→ **EXERCISE**: Locate every row below that contains the string "panel" and copy each of those rows in full.

→ **TASK DATA**:

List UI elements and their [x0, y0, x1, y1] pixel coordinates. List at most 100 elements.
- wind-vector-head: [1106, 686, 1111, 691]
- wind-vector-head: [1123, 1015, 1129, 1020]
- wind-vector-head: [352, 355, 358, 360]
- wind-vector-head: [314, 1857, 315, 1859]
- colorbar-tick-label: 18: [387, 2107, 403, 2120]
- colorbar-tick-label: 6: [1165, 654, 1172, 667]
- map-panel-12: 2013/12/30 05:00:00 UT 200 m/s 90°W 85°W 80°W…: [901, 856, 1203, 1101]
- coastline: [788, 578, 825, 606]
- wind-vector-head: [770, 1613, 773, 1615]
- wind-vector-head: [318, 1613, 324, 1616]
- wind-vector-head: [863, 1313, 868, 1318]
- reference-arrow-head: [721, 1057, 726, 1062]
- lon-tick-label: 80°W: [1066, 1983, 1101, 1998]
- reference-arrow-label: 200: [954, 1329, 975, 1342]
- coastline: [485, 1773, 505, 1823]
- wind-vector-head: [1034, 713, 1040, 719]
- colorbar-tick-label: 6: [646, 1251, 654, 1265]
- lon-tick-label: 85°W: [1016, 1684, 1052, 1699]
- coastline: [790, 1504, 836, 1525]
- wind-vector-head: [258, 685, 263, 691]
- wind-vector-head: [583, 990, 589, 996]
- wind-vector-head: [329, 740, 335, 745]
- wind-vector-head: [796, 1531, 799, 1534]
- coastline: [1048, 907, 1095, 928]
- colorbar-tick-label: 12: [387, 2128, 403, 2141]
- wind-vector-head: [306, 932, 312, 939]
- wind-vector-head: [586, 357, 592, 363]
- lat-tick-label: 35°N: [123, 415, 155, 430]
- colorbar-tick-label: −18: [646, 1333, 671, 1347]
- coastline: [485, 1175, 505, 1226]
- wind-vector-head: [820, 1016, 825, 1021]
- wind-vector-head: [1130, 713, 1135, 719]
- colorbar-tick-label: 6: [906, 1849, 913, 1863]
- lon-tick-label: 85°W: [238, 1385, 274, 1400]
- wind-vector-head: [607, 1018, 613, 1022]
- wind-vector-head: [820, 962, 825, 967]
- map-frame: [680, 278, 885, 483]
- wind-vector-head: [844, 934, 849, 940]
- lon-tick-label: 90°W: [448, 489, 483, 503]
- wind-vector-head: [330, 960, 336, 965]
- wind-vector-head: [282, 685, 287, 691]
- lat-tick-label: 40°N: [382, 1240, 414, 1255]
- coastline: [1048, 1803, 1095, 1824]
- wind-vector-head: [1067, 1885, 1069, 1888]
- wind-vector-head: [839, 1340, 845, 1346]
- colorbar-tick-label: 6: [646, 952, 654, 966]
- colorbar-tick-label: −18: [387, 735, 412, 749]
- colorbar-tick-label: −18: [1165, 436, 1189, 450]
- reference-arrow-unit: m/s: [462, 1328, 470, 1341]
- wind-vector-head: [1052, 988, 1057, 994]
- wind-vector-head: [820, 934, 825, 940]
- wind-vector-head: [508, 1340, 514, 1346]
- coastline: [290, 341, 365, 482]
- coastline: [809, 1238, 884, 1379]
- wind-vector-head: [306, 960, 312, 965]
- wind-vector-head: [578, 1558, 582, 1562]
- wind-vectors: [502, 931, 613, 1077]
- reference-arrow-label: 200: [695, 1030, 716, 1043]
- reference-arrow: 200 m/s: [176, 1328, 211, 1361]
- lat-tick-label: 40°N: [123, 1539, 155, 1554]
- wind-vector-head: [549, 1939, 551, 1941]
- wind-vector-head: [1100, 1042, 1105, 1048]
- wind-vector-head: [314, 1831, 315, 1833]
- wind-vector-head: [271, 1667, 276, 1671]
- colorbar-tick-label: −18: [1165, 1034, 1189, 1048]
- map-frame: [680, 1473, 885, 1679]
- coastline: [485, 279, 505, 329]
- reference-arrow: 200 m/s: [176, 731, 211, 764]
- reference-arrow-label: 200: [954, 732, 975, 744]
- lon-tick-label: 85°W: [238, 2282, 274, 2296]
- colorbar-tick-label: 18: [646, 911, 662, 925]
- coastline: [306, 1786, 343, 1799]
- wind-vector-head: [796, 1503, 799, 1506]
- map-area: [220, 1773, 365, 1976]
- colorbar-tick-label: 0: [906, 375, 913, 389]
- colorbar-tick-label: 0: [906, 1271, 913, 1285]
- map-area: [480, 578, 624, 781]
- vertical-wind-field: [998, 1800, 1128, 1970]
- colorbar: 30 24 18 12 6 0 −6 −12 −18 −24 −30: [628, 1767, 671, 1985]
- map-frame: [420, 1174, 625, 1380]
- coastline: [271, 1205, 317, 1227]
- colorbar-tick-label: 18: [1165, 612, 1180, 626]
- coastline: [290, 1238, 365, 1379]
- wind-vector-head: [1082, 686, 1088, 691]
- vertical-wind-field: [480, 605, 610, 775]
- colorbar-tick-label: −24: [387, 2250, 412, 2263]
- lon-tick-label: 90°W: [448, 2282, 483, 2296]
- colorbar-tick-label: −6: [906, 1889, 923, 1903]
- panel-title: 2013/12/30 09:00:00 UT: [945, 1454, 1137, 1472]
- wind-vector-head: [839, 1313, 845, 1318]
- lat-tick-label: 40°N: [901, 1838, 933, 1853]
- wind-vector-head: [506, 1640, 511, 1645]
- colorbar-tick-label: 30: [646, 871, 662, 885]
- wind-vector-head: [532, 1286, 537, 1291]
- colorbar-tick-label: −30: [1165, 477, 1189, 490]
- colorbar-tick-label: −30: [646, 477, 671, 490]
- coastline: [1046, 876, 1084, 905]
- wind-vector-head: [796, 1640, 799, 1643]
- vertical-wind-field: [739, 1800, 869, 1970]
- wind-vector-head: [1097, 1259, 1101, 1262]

→ **PROBLEM SOLUTION**:
- map-panel-12: 2013/12/30 05:00:00 UT 200 m/s 90°W 85°W 80°W…: [901, 856, 1203, 1101]
- panel-title: 2013/12/30 09:00:00 UT: [945, 1454, 1137, 1472]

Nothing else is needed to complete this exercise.